## Problem description
Copy each line below that contains "Kelimeler".

Stored dataset items
══════════════════════════════

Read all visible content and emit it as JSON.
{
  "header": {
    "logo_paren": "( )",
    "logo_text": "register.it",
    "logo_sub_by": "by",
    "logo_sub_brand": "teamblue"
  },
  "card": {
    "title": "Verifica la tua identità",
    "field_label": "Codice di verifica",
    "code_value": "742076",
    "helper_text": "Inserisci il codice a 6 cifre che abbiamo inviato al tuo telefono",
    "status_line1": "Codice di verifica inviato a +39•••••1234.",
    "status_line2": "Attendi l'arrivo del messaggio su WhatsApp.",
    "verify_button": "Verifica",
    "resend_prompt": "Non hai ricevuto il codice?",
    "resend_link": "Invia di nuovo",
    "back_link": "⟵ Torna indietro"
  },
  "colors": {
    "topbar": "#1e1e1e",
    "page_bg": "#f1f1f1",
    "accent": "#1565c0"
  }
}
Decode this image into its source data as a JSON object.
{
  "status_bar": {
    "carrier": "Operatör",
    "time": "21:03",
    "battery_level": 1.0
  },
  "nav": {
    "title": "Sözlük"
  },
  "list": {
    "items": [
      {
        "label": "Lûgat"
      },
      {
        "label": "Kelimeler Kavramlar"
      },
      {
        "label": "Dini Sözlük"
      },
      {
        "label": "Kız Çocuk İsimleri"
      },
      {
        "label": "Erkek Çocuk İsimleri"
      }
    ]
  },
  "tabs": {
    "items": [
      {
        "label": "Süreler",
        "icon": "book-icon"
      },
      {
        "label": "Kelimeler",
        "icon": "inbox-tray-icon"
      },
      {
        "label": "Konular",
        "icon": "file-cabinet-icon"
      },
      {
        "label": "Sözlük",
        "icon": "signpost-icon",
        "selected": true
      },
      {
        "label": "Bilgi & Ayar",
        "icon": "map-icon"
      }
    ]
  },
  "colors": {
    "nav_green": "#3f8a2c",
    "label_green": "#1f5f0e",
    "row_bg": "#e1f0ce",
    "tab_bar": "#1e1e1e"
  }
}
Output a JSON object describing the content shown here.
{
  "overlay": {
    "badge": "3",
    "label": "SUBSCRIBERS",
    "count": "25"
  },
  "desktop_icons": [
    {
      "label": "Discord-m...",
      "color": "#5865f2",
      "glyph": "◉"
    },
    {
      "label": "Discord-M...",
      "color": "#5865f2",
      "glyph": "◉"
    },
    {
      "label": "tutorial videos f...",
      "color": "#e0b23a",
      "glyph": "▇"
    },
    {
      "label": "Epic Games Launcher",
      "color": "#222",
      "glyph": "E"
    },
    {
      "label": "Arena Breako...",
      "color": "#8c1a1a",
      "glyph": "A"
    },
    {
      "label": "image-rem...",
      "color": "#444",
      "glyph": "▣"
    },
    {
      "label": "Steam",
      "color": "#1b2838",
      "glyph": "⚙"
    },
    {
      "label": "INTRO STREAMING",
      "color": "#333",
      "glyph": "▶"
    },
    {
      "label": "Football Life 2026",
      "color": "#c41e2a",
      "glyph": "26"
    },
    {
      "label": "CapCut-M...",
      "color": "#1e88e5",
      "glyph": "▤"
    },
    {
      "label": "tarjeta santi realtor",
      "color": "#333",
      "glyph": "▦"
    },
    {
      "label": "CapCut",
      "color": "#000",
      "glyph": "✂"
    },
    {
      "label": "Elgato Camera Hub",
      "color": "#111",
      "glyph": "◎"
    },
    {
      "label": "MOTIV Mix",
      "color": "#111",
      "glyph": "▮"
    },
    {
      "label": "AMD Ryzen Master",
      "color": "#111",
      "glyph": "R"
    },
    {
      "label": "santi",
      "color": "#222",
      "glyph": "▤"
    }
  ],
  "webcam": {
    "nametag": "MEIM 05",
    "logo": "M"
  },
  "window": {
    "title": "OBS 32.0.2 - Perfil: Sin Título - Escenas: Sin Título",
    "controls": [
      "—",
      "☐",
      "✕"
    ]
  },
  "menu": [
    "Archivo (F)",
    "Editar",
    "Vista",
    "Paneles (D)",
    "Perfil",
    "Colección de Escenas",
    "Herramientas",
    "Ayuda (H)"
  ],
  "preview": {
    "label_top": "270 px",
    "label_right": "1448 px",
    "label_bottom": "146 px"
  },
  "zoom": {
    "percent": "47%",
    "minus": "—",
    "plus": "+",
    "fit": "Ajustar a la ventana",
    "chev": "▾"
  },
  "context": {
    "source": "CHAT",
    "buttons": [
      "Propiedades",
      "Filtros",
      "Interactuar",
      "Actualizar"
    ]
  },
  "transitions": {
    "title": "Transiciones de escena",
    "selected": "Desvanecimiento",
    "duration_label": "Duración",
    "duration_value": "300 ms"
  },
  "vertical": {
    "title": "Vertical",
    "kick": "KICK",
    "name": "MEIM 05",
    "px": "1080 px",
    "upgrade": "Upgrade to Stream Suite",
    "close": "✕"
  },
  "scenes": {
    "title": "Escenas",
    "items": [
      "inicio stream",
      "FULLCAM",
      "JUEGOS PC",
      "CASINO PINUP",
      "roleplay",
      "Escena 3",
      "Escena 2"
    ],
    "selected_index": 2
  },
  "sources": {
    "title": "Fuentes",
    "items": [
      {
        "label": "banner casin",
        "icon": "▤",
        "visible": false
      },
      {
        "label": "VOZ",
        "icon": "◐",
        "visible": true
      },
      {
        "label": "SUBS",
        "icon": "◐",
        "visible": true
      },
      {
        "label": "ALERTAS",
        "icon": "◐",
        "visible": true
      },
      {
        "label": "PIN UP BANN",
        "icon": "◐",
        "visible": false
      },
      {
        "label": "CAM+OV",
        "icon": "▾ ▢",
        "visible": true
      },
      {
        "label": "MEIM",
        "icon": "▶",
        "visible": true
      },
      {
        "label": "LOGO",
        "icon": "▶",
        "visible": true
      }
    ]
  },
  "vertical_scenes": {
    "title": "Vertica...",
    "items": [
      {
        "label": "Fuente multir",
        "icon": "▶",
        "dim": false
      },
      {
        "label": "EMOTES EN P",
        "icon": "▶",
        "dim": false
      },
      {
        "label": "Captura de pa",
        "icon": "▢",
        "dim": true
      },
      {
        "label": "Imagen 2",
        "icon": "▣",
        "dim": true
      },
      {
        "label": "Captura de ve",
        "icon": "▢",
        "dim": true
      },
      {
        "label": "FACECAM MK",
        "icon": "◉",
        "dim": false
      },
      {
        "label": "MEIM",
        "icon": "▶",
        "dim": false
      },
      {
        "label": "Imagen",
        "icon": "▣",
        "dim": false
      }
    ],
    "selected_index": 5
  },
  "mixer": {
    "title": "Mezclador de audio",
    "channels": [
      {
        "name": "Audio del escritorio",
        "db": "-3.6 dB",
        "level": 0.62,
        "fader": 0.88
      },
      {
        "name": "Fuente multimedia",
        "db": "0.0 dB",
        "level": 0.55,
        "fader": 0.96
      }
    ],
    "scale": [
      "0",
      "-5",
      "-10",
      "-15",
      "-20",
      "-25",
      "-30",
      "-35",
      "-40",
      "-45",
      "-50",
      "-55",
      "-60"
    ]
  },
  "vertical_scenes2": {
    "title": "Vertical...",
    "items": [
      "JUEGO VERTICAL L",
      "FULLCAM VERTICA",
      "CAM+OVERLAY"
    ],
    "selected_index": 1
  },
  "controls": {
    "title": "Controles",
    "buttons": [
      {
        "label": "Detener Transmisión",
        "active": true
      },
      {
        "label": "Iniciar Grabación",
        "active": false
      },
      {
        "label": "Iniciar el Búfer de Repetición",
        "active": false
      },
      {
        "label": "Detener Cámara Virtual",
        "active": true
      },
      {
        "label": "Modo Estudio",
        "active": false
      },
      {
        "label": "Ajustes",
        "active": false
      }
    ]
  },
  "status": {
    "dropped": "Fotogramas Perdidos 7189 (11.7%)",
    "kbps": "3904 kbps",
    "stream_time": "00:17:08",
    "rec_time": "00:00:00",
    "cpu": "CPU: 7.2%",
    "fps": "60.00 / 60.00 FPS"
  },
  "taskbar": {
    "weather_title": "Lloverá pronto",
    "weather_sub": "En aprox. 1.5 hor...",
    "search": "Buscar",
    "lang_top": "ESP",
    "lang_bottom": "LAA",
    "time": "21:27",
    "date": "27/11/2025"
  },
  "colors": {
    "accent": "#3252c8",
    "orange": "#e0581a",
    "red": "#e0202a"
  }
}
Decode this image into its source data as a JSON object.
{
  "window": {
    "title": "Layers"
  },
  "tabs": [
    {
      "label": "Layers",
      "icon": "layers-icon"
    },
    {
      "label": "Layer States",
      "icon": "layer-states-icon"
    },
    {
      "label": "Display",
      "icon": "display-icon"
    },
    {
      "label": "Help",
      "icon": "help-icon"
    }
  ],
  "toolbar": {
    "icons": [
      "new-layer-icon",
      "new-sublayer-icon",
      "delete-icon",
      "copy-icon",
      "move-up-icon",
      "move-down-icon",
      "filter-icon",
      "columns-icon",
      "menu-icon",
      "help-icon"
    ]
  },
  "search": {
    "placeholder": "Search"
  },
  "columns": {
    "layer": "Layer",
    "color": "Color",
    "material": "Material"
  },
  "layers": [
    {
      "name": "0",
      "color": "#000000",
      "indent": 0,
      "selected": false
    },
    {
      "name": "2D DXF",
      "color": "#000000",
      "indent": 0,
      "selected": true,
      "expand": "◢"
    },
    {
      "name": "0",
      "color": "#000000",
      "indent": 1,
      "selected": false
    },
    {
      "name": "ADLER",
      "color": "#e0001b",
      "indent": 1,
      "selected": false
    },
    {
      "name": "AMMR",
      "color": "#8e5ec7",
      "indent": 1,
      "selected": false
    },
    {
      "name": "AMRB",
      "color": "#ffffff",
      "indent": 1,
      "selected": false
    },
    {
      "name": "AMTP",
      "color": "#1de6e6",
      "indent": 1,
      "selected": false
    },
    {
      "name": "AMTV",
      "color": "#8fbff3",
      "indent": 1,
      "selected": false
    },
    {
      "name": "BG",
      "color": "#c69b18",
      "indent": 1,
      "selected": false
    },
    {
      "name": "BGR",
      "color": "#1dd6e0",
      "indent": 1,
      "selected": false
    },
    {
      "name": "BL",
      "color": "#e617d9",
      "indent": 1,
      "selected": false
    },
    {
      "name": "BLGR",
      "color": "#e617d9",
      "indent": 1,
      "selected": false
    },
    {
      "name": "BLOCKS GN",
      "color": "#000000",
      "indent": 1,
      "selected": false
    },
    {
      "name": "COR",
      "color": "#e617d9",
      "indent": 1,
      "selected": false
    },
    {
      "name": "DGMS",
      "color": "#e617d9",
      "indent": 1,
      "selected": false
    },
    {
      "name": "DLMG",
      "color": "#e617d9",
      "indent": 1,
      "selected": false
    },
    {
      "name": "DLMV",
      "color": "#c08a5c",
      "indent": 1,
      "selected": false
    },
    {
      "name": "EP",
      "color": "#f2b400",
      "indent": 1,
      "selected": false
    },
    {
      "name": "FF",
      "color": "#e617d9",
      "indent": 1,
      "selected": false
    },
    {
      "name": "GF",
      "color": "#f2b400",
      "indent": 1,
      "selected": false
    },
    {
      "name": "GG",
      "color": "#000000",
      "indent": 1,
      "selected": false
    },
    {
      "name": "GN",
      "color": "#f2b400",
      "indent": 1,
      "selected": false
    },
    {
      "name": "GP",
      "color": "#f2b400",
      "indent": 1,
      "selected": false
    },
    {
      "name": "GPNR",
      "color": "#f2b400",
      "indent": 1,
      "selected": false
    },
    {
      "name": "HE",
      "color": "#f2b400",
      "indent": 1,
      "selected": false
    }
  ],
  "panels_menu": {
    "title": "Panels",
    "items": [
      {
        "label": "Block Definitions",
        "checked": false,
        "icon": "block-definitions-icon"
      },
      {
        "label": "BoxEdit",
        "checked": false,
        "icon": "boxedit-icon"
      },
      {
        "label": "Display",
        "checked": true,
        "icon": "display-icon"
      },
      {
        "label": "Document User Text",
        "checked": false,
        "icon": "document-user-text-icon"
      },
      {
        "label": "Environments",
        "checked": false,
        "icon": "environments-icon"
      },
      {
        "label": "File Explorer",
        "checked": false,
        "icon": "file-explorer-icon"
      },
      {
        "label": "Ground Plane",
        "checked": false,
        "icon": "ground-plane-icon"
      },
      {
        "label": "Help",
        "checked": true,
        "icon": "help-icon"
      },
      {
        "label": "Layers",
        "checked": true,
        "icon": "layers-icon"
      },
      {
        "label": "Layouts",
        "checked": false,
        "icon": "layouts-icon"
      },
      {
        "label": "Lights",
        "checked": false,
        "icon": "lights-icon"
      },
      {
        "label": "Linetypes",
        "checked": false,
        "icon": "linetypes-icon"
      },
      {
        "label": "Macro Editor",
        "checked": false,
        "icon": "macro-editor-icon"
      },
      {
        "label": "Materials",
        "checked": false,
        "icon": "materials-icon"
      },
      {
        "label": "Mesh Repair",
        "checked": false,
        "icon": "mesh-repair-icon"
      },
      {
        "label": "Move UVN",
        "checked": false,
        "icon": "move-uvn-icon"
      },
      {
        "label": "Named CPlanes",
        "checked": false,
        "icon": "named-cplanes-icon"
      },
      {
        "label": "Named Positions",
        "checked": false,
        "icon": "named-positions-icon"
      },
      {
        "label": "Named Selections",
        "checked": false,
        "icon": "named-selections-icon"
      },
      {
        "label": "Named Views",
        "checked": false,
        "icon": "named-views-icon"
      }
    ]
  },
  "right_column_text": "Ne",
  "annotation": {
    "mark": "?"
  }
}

══════════════════════════════

## Completed task
        "label": "Kelimeler Kavramlar"
        "label": "Kelimeler",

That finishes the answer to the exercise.